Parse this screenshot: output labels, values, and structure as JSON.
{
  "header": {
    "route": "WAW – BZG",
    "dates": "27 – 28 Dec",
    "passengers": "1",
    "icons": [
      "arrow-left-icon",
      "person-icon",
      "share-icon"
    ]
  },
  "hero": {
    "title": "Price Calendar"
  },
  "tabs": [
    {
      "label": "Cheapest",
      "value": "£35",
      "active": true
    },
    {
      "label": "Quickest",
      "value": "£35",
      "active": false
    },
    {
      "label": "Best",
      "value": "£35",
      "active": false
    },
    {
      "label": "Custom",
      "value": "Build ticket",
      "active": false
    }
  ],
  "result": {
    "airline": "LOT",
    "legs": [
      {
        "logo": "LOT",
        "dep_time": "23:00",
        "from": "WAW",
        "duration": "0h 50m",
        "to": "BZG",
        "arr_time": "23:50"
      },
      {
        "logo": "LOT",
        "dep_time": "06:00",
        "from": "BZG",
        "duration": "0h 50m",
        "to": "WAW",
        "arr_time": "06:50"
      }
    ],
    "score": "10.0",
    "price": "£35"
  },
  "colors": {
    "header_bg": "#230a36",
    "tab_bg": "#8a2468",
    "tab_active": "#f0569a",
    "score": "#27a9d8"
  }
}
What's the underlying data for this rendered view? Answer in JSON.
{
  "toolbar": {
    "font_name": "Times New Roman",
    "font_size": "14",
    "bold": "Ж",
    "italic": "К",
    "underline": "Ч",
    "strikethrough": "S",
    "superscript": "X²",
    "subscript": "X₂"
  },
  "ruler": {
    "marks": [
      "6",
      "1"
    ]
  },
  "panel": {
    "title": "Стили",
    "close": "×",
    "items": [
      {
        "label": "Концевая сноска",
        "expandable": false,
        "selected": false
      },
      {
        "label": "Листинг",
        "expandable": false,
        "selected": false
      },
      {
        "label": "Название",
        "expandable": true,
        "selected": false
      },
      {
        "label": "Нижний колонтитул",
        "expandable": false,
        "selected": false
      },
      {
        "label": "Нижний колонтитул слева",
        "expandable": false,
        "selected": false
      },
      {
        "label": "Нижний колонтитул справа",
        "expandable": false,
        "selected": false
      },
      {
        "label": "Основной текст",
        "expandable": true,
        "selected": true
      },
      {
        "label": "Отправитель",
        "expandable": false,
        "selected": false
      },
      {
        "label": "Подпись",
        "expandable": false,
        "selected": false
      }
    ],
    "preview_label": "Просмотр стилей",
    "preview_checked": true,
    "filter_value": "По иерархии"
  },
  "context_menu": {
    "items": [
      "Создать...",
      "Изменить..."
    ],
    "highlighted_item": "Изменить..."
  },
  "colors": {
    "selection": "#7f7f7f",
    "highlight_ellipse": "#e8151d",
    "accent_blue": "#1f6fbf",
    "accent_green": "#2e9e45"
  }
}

....

» **What is needed**: Scan the material above. Copy each line that holds the word "true".

» **Result for this exercise**:
      "active": true
        "expandable": true,
        "expandable": true,
        "selected": true
    "preview_checked": true,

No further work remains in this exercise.